- **Your goal**:
Show only lines that include "опрос".

- **Provided records**:
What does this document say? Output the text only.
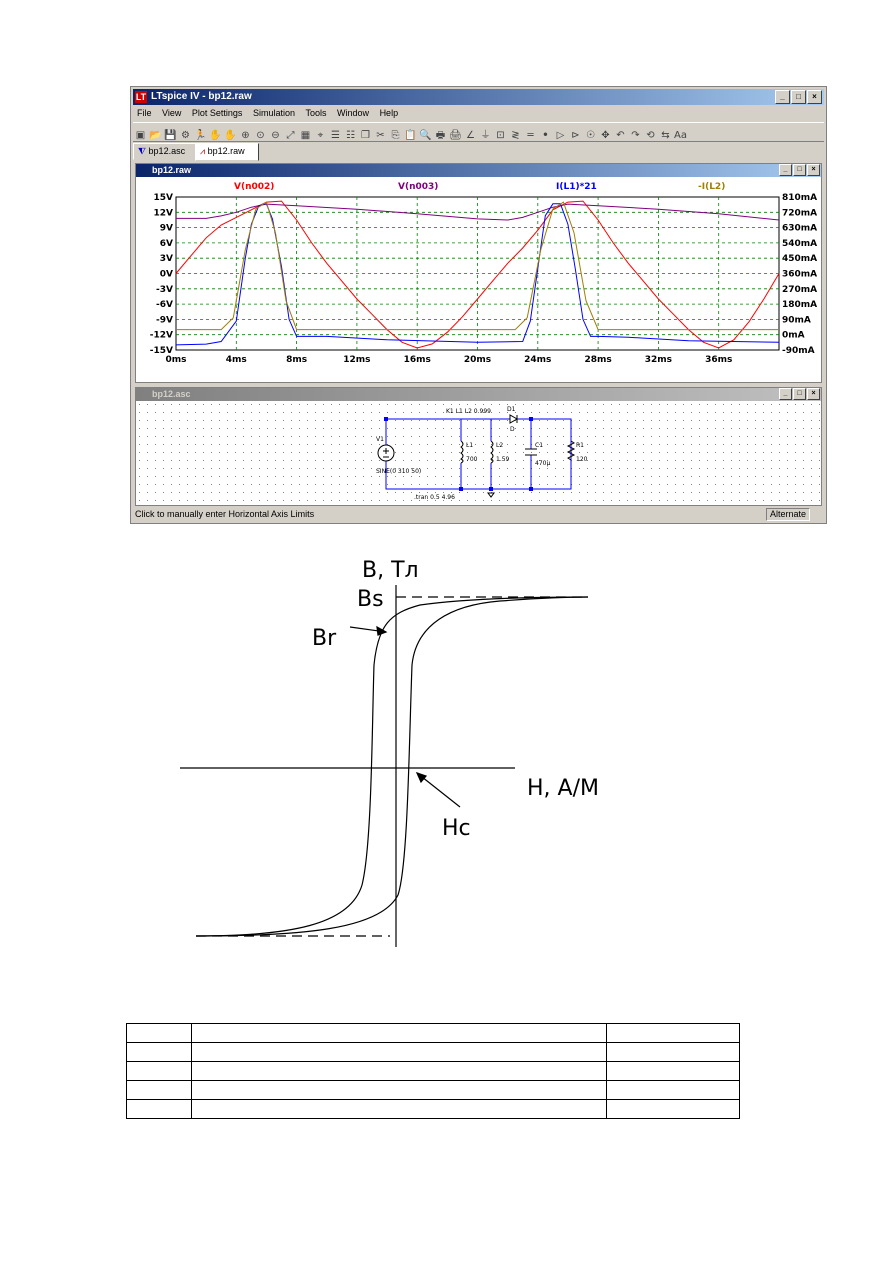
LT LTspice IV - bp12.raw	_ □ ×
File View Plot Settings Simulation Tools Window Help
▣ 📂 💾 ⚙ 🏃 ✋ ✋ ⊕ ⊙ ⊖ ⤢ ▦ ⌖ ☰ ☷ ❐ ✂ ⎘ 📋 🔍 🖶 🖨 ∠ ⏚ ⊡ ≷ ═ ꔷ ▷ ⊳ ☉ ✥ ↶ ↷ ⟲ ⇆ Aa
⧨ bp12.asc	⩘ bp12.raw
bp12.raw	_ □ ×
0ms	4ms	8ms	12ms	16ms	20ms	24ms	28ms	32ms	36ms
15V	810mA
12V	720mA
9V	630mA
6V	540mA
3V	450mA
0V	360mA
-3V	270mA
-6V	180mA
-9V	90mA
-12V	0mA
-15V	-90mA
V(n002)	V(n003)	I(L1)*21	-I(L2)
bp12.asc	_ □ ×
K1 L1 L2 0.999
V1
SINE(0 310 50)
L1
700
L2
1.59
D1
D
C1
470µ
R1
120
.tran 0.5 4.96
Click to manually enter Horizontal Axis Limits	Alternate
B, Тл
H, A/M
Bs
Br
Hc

==

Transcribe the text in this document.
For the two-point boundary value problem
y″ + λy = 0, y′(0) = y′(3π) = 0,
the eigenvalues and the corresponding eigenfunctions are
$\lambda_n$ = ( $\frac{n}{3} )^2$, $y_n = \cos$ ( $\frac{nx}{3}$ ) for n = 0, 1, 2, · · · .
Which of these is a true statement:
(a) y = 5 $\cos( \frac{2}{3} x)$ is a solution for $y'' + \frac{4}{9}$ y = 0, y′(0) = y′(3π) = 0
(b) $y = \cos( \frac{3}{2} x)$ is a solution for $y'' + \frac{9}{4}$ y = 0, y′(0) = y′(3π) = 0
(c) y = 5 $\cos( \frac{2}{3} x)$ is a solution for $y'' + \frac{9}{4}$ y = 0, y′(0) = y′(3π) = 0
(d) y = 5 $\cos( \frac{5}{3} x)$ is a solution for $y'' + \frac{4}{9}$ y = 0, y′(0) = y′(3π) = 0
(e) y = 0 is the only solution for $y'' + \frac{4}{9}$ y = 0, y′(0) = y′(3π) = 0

---

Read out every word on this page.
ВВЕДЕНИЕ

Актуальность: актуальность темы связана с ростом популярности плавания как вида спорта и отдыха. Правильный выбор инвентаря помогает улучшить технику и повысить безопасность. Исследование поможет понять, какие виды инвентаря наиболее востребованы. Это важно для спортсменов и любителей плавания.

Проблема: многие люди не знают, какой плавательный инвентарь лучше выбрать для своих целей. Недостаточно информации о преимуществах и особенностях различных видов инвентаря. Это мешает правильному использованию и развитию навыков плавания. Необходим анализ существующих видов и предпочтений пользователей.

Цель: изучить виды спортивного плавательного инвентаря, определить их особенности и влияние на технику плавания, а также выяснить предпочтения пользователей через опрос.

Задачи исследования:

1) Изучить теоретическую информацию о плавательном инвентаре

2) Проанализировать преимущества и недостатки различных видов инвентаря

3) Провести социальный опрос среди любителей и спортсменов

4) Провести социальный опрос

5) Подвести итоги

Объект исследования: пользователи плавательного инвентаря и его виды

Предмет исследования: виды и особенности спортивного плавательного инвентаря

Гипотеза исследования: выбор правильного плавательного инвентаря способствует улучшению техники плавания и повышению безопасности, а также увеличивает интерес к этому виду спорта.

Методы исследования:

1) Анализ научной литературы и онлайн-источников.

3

- **Answer in full**:
Цель: изучить виды спортивного плавательного инвентаря, определить их особенности и влияние на технику плавания, а также выяснить предпочтения пользователей через опрос.
3) Провести социальный опрос среди любителей и спортсменов
4) Провести социальный опрос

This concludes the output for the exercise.